» **WHAT IS BEING ASKED**
List every specific calendar date, given as a month and a day, that the Baltimore crime text below mentions.

» **EXCERPT PROVIDED**
- - - -

Total arrests per day are in orange. Firearms crimes per day are the lower lines, in blue.
(Click to embiggen)
The bottom axis represents the numbered day of year. 1 is Jan 1. 178 is June 27th. The riot was on April 27, day 117.
This was partly inspired by a frustrating discussion on the radio yesterday in which one person was trying to assert that Baltimore hasn’t seen any increase in violent crime related to the riot and its aftermath. What world is he living in?”It was up before the riots.” Yeah, a bit. “It’s seasonal. Shootings go up in warmer weather.” Not this much, they don’t! (And shootings were actually down in June compared to cooler May). But then the same guy also insisted there was no riot. (It was, of course, a “rebellion.”) Methinks his ideology may be trumping reason.
I like to think that facts matter, especially when lives are ending. So here we ago again….
I’ve already looked at the massive increase in homicides (one more person each day is being killed in Baltimore post-April 27). This time I thought I’d look at gun crimes, which correlate very well with homicides, just to get a bigger N (more cases). And I excluded outlier arrests numbers from April 27 and 28 (which were 178 and 143, respectively).

- - - -

» **SUPPLIED DATA**
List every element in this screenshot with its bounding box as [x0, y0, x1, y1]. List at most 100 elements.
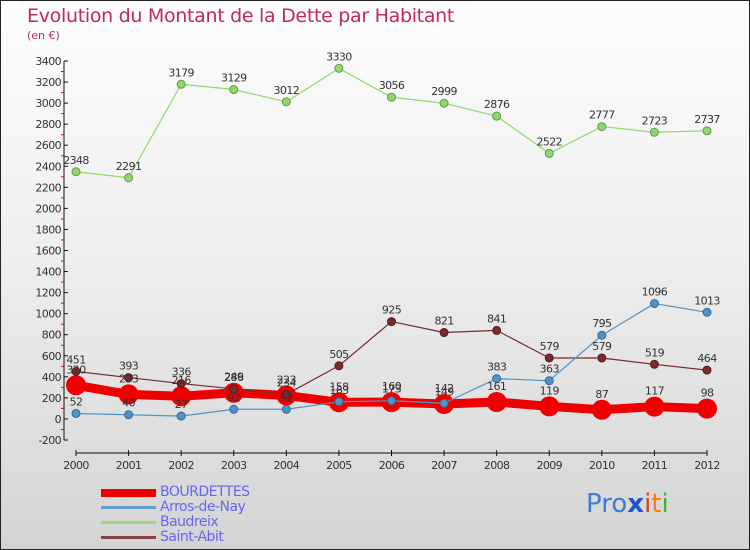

- - - -

» **REPLY**
Jan 1, June 27th, April 27, April 28